(Objective):
Give the number of lines in the data that contain "wechat", and nothing more.
start Records shown
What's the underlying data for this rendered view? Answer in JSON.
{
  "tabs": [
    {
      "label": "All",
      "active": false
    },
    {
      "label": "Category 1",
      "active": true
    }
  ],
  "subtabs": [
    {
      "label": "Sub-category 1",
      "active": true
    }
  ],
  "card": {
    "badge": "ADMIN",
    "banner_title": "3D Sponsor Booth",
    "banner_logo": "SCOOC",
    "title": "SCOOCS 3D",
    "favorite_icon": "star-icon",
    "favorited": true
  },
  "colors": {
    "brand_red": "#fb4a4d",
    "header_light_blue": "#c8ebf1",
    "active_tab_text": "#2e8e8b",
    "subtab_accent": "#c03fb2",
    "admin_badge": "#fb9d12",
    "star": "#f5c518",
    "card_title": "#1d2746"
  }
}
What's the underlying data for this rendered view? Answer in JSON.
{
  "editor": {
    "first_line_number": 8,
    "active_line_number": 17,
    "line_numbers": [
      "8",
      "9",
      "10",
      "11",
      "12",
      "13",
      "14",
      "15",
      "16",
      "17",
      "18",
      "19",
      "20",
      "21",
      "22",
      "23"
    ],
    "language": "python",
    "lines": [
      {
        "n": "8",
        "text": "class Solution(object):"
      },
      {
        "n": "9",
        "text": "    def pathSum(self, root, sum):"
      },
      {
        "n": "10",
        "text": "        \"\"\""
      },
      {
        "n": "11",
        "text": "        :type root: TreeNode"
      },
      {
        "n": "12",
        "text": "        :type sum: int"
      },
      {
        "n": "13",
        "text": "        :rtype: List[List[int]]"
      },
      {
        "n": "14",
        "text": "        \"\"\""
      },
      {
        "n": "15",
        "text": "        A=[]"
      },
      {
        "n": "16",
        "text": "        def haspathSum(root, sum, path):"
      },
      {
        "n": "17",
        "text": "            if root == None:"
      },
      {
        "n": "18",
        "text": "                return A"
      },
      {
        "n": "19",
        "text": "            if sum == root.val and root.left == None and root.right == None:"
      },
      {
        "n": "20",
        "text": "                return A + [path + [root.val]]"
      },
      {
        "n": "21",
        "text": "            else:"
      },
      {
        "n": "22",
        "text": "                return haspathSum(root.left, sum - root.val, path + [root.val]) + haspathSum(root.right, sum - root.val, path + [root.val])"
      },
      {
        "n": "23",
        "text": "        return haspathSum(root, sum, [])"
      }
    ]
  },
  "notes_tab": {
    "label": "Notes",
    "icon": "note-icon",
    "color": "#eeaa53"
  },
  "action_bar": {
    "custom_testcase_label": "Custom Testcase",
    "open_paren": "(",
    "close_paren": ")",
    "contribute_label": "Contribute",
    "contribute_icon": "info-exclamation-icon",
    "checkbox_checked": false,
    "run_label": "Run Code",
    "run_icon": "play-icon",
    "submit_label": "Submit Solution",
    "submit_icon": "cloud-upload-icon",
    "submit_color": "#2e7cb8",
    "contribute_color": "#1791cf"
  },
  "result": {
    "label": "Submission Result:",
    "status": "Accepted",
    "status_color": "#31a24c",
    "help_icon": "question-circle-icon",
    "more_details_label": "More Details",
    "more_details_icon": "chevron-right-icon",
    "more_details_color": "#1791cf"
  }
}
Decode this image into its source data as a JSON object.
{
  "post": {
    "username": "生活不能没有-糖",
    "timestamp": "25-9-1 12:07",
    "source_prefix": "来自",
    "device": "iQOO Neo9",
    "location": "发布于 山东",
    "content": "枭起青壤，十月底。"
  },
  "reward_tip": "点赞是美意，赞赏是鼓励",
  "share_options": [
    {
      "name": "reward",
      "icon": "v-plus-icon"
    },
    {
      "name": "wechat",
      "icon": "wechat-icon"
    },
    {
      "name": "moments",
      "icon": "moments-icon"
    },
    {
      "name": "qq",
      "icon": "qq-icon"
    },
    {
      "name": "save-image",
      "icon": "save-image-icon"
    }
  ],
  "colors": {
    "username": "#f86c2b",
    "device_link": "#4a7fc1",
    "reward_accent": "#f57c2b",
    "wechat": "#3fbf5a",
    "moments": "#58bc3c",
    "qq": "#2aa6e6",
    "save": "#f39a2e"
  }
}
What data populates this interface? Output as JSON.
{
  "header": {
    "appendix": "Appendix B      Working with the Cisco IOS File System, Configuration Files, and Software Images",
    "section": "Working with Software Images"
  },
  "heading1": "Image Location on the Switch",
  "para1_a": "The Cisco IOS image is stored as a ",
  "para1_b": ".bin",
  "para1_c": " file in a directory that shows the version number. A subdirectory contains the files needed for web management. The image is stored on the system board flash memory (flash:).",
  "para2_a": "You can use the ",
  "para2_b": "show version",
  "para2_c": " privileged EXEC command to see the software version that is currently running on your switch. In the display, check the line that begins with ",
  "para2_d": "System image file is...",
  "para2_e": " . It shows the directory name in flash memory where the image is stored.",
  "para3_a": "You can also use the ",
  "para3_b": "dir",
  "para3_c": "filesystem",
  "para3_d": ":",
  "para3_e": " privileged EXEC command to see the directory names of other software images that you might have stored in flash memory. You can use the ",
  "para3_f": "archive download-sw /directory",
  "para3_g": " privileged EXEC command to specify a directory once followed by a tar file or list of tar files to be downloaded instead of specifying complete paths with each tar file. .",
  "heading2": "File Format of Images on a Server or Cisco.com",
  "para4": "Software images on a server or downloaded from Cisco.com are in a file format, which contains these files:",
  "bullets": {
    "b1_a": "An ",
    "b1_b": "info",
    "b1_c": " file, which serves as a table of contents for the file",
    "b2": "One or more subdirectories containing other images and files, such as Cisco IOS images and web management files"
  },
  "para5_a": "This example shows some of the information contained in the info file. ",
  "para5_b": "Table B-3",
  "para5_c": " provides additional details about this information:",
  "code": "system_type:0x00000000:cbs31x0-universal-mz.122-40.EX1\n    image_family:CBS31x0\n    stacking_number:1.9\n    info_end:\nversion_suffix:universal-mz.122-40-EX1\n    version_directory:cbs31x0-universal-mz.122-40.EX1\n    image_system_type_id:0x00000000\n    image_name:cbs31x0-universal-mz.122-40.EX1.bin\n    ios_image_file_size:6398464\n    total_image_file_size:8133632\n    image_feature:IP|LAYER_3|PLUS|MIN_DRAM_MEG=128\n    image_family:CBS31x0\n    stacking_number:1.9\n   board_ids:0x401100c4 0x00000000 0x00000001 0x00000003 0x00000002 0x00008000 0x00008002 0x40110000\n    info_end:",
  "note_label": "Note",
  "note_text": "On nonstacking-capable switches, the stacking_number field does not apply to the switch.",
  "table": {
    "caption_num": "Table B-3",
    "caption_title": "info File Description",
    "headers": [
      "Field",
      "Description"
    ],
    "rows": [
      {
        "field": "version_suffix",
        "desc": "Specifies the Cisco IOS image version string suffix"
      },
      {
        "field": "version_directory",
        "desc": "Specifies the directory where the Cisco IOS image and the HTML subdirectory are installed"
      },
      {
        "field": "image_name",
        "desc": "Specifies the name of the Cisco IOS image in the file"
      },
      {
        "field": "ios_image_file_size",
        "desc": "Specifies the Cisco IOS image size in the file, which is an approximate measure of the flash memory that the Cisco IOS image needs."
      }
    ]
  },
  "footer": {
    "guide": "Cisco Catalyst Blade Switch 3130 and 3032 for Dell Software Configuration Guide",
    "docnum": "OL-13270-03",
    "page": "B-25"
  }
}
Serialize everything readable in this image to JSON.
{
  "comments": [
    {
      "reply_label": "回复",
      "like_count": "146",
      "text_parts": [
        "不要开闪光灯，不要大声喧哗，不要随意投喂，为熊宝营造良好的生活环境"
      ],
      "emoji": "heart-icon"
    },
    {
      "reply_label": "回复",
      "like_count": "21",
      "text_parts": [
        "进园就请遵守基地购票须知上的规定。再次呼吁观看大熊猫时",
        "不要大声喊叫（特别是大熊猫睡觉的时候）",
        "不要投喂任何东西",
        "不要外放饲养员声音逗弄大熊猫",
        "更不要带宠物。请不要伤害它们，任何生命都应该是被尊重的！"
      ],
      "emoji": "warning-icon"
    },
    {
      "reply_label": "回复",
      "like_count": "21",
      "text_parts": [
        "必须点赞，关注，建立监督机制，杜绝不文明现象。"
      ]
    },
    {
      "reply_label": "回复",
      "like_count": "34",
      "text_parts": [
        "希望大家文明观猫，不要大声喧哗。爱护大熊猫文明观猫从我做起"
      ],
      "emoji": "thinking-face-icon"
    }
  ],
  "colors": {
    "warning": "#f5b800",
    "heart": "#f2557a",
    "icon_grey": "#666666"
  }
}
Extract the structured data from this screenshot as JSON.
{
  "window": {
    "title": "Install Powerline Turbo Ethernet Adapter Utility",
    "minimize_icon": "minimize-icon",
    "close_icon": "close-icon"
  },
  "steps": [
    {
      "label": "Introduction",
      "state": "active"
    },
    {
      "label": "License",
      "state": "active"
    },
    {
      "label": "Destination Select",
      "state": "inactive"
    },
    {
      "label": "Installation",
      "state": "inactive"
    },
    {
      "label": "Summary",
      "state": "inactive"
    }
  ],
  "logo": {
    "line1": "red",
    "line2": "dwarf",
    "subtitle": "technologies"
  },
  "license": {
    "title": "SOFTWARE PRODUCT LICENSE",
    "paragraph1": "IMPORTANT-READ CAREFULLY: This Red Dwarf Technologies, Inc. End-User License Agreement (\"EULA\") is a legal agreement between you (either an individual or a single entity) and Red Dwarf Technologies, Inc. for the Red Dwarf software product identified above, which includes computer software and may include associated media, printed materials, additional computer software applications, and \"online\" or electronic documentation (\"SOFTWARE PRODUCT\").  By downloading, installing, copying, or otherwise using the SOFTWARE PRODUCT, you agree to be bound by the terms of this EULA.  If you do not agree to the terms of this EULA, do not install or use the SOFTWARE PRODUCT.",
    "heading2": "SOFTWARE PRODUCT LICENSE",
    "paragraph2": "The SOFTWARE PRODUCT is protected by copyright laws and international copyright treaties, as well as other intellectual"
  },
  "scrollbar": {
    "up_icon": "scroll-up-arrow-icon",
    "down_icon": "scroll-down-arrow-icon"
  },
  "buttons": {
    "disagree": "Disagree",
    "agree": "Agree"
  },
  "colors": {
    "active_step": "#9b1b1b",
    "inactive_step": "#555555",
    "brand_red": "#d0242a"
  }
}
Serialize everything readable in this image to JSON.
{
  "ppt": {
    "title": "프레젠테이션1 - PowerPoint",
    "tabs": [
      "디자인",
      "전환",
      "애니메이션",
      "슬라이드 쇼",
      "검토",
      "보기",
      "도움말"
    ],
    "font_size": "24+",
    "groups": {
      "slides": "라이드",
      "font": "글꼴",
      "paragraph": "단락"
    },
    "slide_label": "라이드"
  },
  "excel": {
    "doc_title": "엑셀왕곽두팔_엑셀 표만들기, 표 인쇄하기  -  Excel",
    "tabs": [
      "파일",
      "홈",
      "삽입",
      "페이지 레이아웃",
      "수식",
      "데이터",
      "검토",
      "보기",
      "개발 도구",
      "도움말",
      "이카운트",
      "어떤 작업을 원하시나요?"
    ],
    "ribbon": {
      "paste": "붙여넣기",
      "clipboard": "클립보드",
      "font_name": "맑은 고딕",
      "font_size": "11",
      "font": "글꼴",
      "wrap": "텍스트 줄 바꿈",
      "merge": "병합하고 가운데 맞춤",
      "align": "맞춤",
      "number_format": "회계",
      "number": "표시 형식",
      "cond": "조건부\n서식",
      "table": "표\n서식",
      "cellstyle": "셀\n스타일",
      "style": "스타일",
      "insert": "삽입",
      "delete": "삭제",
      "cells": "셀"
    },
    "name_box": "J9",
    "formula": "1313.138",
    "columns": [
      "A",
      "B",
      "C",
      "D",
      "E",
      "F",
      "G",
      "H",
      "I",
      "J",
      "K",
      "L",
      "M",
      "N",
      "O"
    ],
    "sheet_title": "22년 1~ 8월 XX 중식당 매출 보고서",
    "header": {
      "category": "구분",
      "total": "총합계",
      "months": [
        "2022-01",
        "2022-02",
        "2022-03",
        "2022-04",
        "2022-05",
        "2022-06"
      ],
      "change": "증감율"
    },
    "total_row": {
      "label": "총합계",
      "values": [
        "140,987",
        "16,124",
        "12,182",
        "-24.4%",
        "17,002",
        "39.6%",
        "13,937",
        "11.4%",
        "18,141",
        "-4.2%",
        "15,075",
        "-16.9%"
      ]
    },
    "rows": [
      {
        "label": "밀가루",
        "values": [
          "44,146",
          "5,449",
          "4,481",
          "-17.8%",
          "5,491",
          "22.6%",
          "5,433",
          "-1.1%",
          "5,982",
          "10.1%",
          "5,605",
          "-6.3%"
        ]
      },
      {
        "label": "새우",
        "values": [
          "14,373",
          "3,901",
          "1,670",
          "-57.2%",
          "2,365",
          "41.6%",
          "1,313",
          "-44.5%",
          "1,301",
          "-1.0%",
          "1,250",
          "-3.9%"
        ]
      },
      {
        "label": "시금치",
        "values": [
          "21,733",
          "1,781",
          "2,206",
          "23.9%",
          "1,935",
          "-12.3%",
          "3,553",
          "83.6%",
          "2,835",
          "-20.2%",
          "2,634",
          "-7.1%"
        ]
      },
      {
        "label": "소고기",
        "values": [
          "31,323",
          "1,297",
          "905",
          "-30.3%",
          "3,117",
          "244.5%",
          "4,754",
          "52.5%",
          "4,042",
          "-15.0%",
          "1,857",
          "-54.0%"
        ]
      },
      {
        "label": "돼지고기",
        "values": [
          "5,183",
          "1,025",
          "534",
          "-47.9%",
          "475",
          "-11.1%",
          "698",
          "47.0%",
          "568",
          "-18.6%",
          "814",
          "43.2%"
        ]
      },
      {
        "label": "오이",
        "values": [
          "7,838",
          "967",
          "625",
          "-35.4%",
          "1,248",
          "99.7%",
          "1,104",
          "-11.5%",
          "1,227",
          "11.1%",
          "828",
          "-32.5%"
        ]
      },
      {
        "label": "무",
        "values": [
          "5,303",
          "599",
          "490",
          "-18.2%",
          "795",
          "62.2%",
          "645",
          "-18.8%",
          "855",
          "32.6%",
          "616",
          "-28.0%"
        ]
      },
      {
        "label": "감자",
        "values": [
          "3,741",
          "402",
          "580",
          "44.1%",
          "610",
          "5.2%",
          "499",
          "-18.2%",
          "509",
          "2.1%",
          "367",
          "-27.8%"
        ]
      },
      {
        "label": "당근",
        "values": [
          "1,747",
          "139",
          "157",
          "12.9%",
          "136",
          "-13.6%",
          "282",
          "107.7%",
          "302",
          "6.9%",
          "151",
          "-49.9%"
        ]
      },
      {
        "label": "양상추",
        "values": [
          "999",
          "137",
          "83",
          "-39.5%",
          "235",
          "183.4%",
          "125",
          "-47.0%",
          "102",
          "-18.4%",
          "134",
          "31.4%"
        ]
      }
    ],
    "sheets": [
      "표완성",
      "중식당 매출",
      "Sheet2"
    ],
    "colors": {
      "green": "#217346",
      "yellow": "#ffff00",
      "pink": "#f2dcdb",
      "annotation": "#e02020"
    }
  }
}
end Records shown
(The result):
3